# [Your goal]
Copy each of the entries below faithfully, setting aside any pictures.
##### Given data
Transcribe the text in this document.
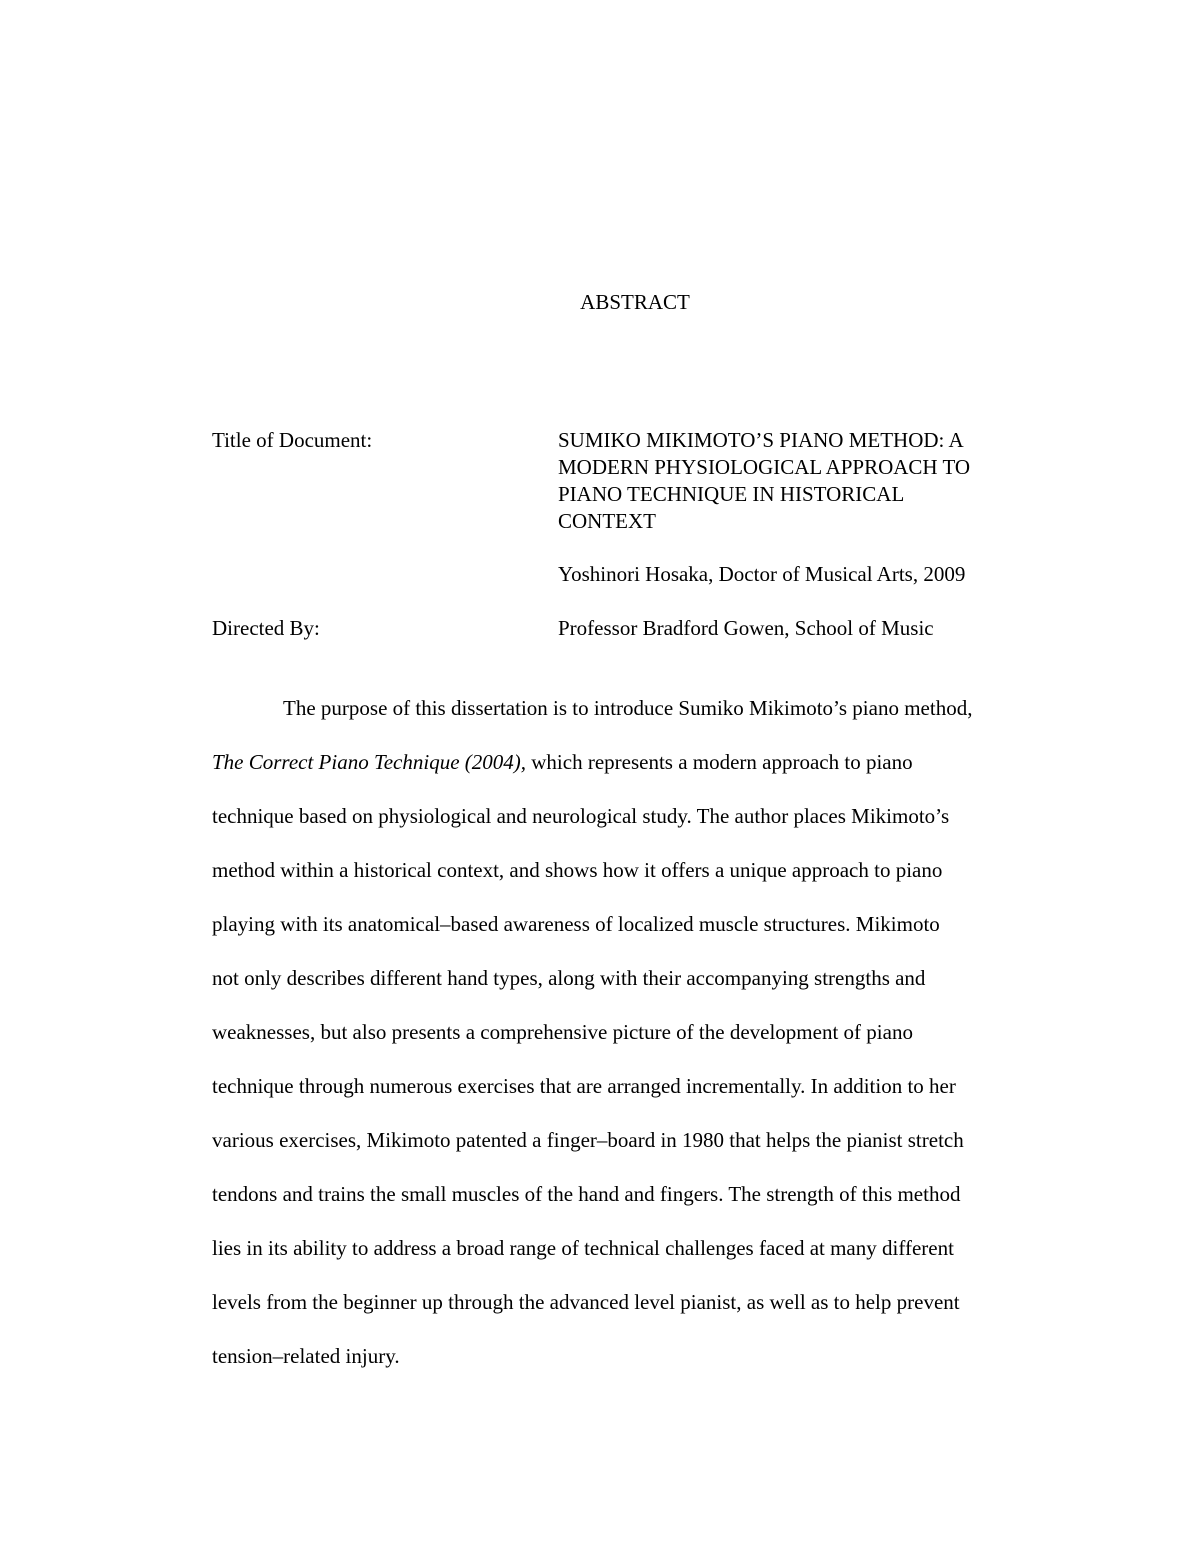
ABSTRACT
Title of Document:	SUMIKO MIKIMOTO’S PIANO METHOD: A
MODERN PHYSIOLOGICAL APPROACH TO
PIANO TECHNIQUE IN HISTORICAL
CONTEXT
Yoshinori Hosaka, Doctor of Musical Arts, 2009
Directed By:	Professor Bradford Gowen, School of Music
The purpose of this dissertation is to introduce Sumiko Mikimoto’s piano method,
The Correct Piano Technique (2004), which represents a modern approach to piano
technique based on physiological and neurological study. The author places Mikimoto’s
method within a historical context, and shows how it offers a unique approach to piano
playing with its anatomical–based awareness of localized muscle structures. Mikimoto
not only describes different hand types, along with their accompanying strengths and
weaknesses, but also presents a comprehensive picture of the development of piano
technique through numerous exercises that are arranged incrementally. In addition to her
various exercises, Mikimoto patented a finger–board in 1980 that helps the pianist stretch
tendons and trains the small muscles of the hand and fingers. The strength of this method
lies in its ability to address a broad range of technical challenges faced at many different
levels from the beginner up through the advanced level pianist, as well as to help prevent
tension–related injury.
##########
# [Output for this task]
Transcribe the text in this document.
ABSTRACT
Title of Document:	SUMIKO MIKIMOTO’S PIANO METHOD: A
MODERN PHYSIOLOGICAL APPROACH TO
PIANO TECHNIQUE IN HISTORICAL
CONTEXT
Yoshinori Hosaka, Doctor of Musical Arts, 2009
Directed By:	Professor Bradford Gowen, School of Music
The purpose of this dissertation is to introduce Sumiko Mikimoto’s piano method,
The Correct Piano Technique (2004), which represents a modern approach to piano
technique based on physiological and neurological study. The author places Mikimoto’s
method within a historical context, and shows how it offers a unique approach to piano
playing with its anatomical–based awareness of localized muscle structures. Mikimoto
not only describes different hand types, along with their accompanying strengths and
weaknesses, but also presents a comprehensive picture of the development of piano
technique through numerous exercises that are arranged incrementally. In addition to her
various exercises, Mikimoto patented a finger–board in 1980 that helps the pianist stretch
tendons and trains the small muscles of the hand and fingers. The strength of this method
lies in its ability to address a broad range of technical challenges faced at many different
levels from the beginner up through the advanced level pianist, as well as to help prevent
tension–related injury.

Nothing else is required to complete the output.